====== Extracted material

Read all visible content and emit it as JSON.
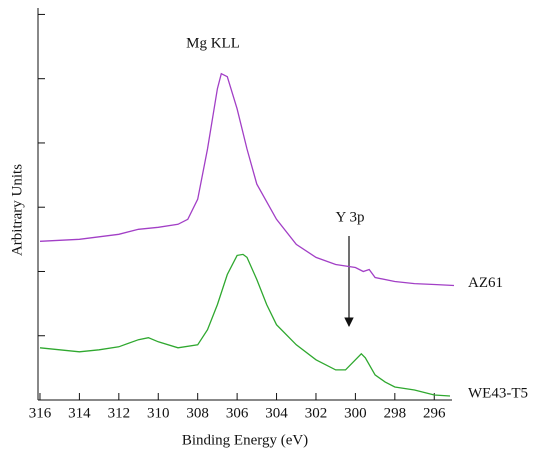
{
  "chart_data": {
    "type": "line",
    "xlabel": "Binding Energy (eV)",
    "ylabel": "Arbitrary Units",
    "xlim": [
      316.1,
      295.1
    ],
    "xticks": [
      316,
      314,
      312,
      310,
      308,
      306,
      304,
      302,
      300,
      298,
      296
    ],
    "ylim": [
      0,
      6.1
    ],
    "yticks": [
      0,
      1,
      2,
      3,
      4,
      5,
      6
    ],
    "ytick_labels": false,
    "annotations": [
      "Mg KLL",
      "Y 3p"
    ],
    "series": [
      {
        "name": "AZ61",
        "color": "#a23fc6",
        "x": [
          316,
          314,
          312,
          311,
          310,
          309,
          308.5,
          308,
          307.5,
          307,
          306.8,
          306.5,
          306,
          305.5,
          305,
          304,
          303,
          302,
          301,
          300,
          299.6,
          299.3,
          299,
          298,
          297,
          296,
          295
        ],
        "values": [
          2.469,
          2.5,
          2.578,
          2.656,
          2.688,
          2.734,
          2.812,
          3.125,
          3.906,
          4.844,
          5.078,
          5.031,
          4.531,
          3.906,
          3.359,
          2.812,
          2.422,
          2.219,
          2.109,
          2.062,
          2.0,
          2.031,
          1.906,
          1.844,
          1.812,
          1.797,
          1.781
        ]
      },
      {
        "name": "WE43-T5",
        "color": "#2fa82f",
        "x": [
          316,
          315,
          314,
          313,
          312,
          311,
          310.5,
          310,
          309,
          308,
          307.5,
          307,
          306.5,
          306,
          305.7,
          305.5,
          305,
          304.5,
          304,
          303,
          302,
          301,
          300.5,
          300,
          299.7,
          299.5,
          299,
          298.5,
          298,
          297,
          296,
          295.2
        ],
        "values": [
          0.812,
          0.781,
          0.75,
          0.781,
          0.828,
          0.938,
          0.969,
          0.906,
          0.812,
          0.859,
          1.094,
          1.484,
          1.953,
          2.25,
          2.266,
          2.219,
          1.875,
          1.484,
          1.172,
          0.859,
          0.625,
          0.469,
          0.469,
          0.625,
          0.719,
          0.656,
          0.391,
          0.281,
          0.203,
          0.156,
          0.078,
          0.062
        ]
      }
    ]
  }
}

============

Reproduce the full listing above verbatim, with no pictures included.

- Output for this exercise -
Read all visible content and emit it as JSON.
{
  "chart_data": {
    "type": "line",
    "xlabel": "Binding Energy (eV)",
    "ylabel": "Arbitrary Units",
    "xlim": [
      316.1,
      295.1
    ],
    "xticks": [
      316,
      314,
      312,
      310,
      308,
      306,
      304,
      302,
      300,
      298,
      296
    ],
    "ylim": [
      0,
      6.1
    ],
    "yticks": [
      0,
      1,
      2,
      3,
      4,
      5,
      6
    ],
    "ytick_labels": false,
    "annotations": [
      "Mg KLL",
      "Y 3p"
    ],
    "series": [
      {
        "name": "AZ61",
        "color": "#a23fc6",
        "x": [
          316,
          314,
          312,
          311,
          310,
          309,
          308.5,
          308,
          307.5,
          307,
          306.8,
          306.5,
          306,
          305.5,
          305,
          304,
          303,
          302,
          301,
          300,
          299.6,
          299.3,
          299,
          298,
          297,
          296,
          295
        ],
        "values": [
          2.469,
          2.5,
          2.578,
          2.656,
          2.688,
          2.734,
          2.812,
          3.125,
          3.906,
          4.844,
          5.078,
          5.031,
          4.531,
          3.906,
          3.359,
          2.812,
          2.422,
          2.219,
          2.109,
          2.062,
          2.0,
          2.031,
          1.906,
          1.844,
          1.812,
          1.797,
          1.781
        ]
      },
      {
        "name": "WE43-T5",
        "color": "#2fa82f",
        "x": [
          316,
          315,
          314,
          313,
          312,
          311,
          310.5,
          310,
          309,
          308,
          307.5,
          307,
          306.5,
          306,
          305.7,
          305.5,
          305,
          304.5,
          304,
          303,
          302,
          301,
          300.5,
          300,
          299.7,
          299.5,
          299,
          298.5,
          298,
          297,
          296,
          295.2
        ],
        "values": [
          0.812,
          0.781,
          0.75,
          0.781,
          0.828,
          0.938,
          0.969,
          0.906,
          0.812,
          0.859,
          1.094,
          1.484,
          1.953,
          2.25,
          2.266,
          2.219,
          1.875,
          1.484,
          1.172,
          0.859,
          0.625,
          0.469,
          0.469,
          0.625,
          0.719,
          0.656,
          0.391,
          0.281,
          0.203,
          0.156,
          0.078,
          0.062
        ]
      }
    ]
  }
}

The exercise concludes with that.